# Start of Extracted information
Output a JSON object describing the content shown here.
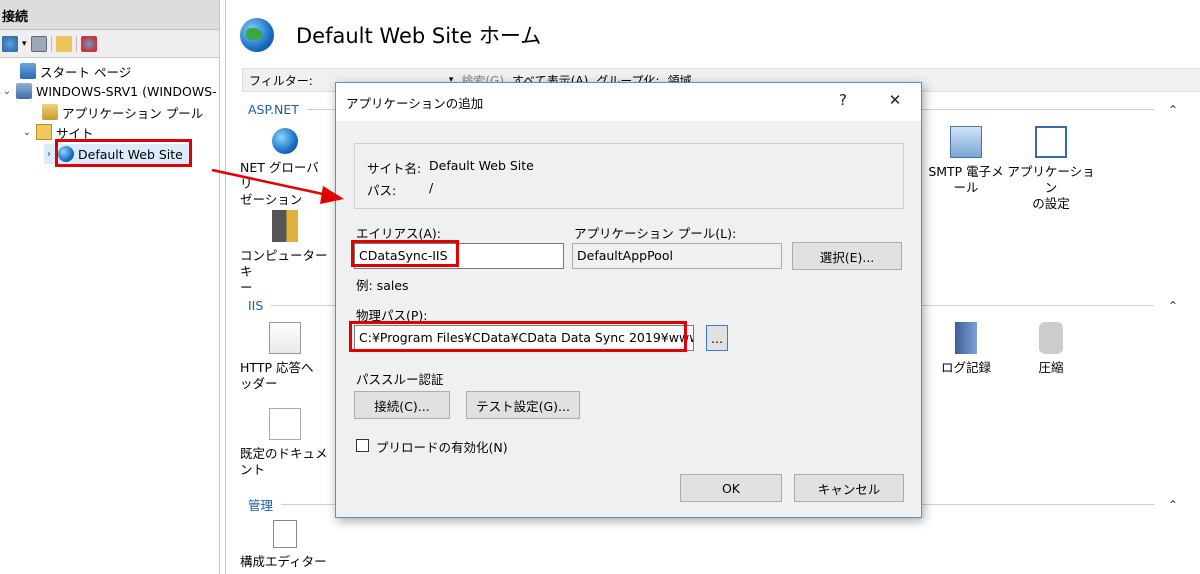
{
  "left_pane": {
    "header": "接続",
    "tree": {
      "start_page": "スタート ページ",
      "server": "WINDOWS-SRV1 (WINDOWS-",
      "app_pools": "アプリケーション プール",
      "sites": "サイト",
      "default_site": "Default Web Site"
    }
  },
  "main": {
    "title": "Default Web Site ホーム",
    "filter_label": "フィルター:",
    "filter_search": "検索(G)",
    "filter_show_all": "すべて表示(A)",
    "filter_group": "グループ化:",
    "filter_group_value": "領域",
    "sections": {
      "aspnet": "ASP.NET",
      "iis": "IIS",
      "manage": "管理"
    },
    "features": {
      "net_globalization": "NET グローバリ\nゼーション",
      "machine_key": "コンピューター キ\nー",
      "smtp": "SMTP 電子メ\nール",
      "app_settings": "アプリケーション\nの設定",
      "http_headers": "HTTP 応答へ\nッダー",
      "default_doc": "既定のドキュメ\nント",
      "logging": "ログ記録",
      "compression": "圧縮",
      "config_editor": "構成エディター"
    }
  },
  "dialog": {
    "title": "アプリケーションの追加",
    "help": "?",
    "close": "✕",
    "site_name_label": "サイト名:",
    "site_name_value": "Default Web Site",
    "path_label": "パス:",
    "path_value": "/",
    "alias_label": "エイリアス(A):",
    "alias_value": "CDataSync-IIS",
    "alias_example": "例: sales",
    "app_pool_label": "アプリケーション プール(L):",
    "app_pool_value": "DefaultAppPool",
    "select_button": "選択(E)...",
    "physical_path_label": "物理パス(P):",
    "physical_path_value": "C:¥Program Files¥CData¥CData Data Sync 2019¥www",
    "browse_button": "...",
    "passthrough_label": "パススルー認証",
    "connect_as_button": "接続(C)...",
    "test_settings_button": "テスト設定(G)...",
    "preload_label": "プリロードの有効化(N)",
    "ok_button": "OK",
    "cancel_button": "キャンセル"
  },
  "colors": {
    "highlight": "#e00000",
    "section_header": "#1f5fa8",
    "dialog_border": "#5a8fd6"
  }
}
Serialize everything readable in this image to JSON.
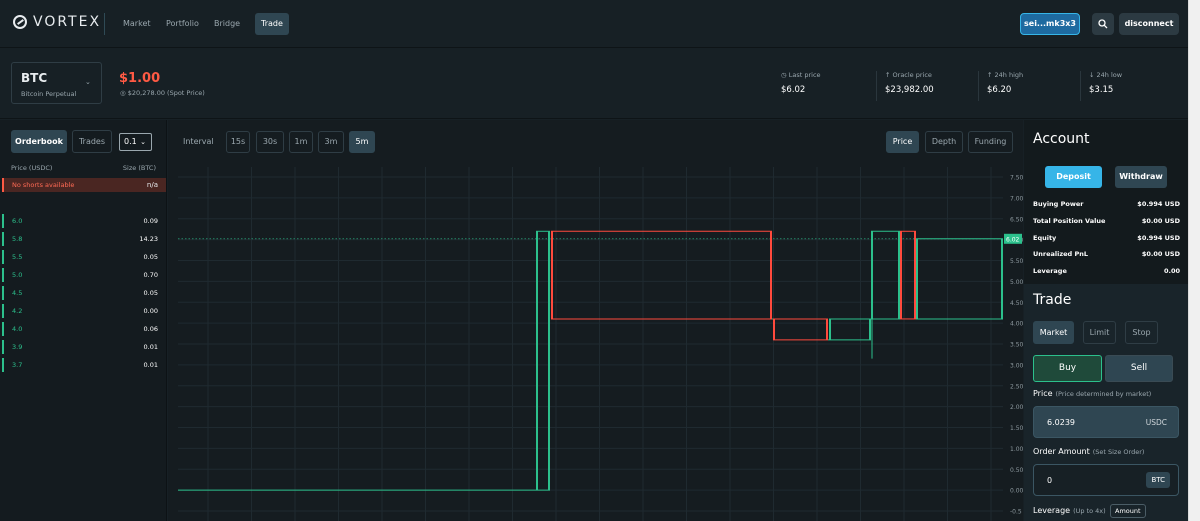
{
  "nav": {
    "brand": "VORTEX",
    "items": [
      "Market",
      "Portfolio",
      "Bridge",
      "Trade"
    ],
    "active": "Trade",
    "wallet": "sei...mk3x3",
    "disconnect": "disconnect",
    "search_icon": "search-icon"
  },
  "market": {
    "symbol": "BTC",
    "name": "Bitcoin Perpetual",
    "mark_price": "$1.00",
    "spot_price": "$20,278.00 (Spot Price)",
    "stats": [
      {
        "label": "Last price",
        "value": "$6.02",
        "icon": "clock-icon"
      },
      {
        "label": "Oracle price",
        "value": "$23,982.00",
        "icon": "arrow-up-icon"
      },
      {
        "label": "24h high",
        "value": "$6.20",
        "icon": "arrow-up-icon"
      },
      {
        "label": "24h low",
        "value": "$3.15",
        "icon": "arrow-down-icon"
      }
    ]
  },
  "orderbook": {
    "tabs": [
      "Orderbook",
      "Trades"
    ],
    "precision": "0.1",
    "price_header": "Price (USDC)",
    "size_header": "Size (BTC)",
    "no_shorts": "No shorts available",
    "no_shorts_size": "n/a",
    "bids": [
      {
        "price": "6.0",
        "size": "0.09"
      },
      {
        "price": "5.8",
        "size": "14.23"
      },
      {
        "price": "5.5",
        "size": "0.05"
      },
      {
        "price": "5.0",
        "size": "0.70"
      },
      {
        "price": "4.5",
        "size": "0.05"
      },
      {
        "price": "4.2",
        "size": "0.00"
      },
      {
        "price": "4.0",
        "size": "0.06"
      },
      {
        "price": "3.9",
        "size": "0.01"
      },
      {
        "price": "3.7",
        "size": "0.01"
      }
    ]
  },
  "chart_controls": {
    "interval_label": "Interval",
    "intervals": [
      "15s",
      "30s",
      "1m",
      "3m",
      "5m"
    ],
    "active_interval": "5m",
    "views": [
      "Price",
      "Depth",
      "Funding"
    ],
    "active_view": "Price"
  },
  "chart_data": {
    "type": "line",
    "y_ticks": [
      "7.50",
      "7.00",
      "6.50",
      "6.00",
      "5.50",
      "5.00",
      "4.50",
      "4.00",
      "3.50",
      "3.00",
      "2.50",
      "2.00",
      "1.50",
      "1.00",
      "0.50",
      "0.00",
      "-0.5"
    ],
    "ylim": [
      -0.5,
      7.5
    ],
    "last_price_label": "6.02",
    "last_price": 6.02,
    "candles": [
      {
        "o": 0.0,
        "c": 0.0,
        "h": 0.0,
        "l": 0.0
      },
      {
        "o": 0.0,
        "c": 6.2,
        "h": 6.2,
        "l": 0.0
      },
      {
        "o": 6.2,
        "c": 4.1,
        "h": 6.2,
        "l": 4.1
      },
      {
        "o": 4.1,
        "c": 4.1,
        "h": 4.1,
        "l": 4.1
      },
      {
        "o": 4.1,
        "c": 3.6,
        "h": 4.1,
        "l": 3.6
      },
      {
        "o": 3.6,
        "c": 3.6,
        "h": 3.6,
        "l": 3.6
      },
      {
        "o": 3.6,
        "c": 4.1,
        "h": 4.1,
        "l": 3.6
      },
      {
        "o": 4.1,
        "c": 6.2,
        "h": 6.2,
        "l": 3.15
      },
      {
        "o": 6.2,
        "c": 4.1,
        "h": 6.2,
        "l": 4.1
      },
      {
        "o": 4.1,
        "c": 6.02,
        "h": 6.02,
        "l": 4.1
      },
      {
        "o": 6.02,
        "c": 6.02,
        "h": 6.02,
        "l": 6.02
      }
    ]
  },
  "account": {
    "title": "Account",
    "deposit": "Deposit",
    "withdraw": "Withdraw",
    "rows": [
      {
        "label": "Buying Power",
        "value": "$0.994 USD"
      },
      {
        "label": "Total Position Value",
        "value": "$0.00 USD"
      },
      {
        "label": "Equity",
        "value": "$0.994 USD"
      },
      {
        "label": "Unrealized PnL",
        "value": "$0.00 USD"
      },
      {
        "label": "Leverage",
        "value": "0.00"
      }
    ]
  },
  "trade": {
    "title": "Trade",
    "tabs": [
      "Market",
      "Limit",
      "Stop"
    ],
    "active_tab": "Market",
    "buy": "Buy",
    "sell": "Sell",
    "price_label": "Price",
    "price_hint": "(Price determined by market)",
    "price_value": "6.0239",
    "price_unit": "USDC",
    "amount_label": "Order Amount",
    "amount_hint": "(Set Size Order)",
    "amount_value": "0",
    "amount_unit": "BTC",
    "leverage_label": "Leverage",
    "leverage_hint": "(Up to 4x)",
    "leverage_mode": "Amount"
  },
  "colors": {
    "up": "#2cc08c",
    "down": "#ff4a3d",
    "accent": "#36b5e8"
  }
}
# End of Extracted information
# Start of Extracted information
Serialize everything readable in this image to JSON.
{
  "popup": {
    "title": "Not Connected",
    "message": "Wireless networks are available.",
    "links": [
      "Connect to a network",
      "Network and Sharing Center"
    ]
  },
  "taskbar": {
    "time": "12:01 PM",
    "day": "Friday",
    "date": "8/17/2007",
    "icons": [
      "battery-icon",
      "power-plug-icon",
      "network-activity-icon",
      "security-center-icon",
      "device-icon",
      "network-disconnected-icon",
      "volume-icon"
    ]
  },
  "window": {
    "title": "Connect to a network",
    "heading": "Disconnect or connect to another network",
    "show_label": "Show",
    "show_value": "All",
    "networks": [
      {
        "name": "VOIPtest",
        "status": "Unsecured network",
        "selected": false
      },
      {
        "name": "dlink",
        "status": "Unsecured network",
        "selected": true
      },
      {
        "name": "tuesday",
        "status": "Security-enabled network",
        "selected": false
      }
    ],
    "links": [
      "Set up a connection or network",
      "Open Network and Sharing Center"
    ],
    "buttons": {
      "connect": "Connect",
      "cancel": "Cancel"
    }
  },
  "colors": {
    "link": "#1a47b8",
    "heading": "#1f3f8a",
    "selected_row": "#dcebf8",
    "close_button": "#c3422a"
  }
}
# End of Extracted information
# Start of Extracted information
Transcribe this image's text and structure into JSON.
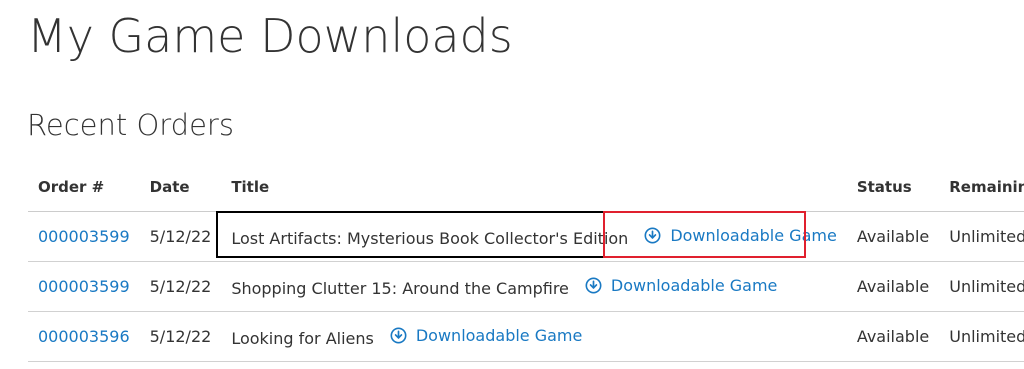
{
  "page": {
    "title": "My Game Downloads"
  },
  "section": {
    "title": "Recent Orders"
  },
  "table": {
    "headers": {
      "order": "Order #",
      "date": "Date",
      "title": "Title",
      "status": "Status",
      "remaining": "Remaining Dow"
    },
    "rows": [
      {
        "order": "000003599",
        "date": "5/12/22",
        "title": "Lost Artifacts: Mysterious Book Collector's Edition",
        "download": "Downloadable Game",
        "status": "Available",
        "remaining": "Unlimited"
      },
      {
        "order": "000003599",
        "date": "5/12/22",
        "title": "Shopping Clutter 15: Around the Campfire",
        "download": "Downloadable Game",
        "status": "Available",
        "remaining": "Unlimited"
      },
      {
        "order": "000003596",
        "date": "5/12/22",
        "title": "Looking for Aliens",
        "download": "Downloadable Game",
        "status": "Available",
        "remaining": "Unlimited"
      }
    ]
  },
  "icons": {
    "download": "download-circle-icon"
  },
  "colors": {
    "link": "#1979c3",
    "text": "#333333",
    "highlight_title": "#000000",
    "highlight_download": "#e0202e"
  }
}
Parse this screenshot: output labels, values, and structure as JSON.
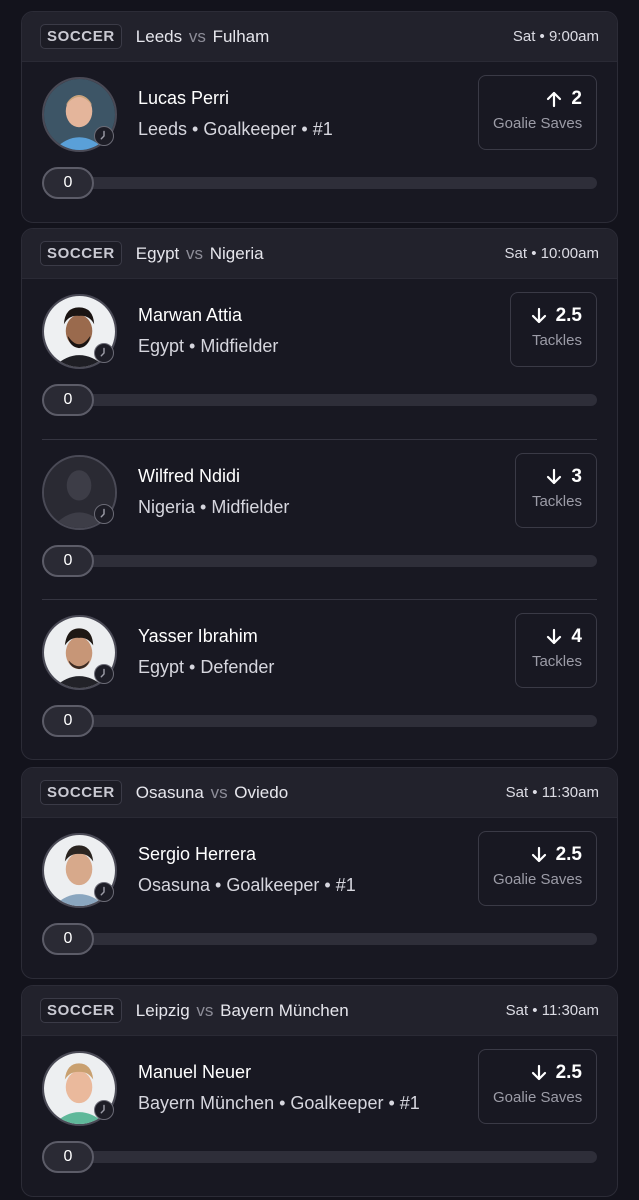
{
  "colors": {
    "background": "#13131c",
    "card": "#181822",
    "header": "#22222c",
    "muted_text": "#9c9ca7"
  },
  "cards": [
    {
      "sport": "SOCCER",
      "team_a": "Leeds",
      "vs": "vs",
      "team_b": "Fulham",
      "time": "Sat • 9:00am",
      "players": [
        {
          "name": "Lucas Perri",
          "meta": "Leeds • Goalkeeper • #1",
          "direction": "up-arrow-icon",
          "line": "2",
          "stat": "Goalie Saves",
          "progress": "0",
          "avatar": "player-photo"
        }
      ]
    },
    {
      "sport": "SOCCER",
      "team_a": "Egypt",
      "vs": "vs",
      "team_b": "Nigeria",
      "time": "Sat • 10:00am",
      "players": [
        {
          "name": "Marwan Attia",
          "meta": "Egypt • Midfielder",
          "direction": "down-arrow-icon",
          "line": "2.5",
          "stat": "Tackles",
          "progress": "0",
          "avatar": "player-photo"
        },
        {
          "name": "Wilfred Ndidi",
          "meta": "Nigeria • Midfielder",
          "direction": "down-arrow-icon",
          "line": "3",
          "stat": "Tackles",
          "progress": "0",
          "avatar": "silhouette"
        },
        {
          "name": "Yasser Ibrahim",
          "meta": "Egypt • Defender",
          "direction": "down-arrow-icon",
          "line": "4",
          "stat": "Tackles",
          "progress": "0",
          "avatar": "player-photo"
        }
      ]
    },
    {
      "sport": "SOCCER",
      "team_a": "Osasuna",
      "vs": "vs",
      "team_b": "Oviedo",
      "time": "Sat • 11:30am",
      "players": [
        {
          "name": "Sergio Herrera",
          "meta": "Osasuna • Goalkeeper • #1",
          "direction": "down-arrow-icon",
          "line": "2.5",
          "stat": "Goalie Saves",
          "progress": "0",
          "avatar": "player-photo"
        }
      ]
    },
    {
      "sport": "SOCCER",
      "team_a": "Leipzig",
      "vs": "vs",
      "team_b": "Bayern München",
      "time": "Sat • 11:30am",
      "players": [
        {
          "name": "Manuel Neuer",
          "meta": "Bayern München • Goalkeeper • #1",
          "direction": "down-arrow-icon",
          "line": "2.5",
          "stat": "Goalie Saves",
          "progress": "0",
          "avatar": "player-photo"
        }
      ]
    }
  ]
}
# End of Extracted information
Each line above that includes "Nigeria" should be shown.

      "team_b": "Nigeria",
          "meta": "Nigeria • Midfielder",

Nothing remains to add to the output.